● RECORDS FOR PROCESSING
━━━━

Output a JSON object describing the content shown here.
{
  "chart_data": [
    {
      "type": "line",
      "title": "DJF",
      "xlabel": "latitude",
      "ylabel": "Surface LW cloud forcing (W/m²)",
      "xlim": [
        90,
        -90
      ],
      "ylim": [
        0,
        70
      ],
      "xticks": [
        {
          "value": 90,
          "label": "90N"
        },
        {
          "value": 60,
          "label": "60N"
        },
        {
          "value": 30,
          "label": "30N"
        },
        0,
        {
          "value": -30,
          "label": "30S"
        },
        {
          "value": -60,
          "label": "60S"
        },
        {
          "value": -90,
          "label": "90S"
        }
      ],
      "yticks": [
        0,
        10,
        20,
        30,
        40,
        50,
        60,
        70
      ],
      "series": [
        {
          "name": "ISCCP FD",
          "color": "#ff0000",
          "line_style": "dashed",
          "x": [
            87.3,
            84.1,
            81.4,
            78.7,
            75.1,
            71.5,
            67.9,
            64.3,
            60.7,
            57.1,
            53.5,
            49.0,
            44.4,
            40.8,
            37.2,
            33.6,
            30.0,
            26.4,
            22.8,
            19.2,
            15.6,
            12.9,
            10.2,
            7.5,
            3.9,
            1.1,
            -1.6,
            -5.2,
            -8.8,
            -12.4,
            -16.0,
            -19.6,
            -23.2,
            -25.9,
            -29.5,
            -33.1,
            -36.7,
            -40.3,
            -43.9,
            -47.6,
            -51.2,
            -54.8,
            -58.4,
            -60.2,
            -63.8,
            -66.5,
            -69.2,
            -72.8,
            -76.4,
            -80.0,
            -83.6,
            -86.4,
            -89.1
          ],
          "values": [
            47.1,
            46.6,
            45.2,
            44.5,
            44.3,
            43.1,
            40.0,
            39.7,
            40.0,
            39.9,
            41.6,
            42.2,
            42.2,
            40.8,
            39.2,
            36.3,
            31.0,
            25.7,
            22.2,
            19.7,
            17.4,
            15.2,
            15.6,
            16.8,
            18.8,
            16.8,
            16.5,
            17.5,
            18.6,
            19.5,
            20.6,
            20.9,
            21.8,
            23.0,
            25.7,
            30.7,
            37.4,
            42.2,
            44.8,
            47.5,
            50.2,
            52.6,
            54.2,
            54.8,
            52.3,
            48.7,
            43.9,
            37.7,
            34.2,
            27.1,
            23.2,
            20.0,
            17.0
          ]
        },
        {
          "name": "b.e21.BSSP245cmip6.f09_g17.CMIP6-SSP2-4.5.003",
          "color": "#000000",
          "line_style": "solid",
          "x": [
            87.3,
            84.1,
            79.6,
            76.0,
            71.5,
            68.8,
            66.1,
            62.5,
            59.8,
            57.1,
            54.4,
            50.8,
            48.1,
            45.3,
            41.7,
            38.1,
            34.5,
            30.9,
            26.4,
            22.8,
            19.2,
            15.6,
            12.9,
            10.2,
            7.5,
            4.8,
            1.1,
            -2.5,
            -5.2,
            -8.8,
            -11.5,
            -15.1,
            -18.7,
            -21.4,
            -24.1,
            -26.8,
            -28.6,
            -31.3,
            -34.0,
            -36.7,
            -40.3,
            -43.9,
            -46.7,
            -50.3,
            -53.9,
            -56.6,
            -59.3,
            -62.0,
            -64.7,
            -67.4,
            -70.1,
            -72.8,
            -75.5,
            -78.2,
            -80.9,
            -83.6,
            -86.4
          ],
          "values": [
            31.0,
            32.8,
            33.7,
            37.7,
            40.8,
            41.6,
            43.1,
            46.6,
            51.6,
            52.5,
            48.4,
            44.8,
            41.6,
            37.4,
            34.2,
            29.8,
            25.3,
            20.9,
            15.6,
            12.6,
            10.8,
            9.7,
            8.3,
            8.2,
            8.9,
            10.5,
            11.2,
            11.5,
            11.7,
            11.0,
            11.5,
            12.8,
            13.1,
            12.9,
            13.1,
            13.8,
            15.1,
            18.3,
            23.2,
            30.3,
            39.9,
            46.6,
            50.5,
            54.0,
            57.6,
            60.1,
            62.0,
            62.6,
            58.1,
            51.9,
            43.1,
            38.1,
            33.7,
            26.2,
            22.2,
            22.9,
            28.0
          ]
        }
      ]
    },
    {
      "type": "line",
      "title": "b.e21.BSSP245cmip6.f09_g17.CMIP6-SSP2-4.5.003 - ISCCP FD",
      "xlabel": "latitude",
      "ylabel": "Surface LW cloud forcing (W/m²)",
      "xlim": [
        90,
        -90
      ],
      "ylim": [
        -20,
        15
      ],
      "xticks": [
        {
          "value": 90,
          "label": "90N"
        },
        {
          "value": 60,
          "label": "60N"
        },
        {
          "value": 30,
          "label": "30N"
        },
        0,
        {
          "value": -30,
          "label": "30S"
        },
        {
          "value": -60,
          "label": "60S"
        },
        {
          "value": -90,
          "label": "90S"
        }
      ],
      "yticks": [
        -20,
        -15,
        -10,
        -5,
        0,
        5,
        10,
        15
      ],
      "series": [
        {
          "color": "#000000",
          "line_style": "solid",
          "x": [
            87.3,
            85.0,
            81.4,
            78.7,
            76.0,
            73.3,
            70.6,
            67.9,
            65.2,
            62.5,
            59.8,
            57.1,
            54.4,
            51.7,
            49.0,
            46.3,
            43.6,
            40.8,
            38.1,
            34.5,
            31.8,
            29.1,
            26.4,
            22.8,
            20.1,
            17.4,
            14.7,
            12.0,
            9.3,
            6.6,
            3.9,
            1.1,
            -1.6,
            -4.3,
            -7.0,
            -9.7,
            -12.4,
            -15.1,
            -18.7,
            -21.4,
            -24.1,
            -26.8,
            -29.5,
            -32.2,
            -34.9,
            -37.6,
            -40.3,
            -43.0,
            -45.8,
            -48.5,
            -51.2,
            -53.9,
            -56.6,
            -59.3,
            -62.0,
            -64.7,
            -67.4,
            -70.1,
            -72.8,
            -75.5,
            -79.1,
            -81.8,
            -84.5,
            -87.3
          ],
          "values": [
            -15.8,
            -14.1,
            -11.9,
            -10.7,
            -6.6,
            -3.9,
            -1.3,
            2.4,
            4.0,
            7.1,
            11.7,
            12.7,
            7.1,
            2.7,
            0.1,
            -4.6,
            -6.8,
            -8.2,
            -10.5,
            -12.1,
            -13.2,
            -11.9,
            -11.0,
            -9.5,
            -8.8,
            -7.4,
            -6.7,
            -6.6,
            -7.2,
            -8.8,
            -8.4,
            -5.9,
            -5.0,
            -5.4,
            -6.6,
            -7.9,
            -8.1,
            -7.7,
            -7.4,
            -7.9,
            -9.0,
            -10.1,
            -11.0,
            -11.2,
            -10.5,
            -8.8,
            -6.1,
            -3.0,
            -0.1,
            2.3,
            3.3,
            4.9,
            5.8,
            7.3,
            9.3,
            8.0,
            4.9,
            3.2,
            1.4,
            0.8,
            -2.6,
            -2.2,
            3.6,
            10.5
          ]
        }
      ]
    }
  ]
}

━━━━

● REQUIREMENTS
Locate each line containing the string "ISCCP" and show it.

● EXERCISE ANSWER
          "name": "ISCCP FD",
      "title": "b.e21.BSSP245cmip6.f09_g17.CMIP6-SSP2-4.5.003 - ISCCP FD",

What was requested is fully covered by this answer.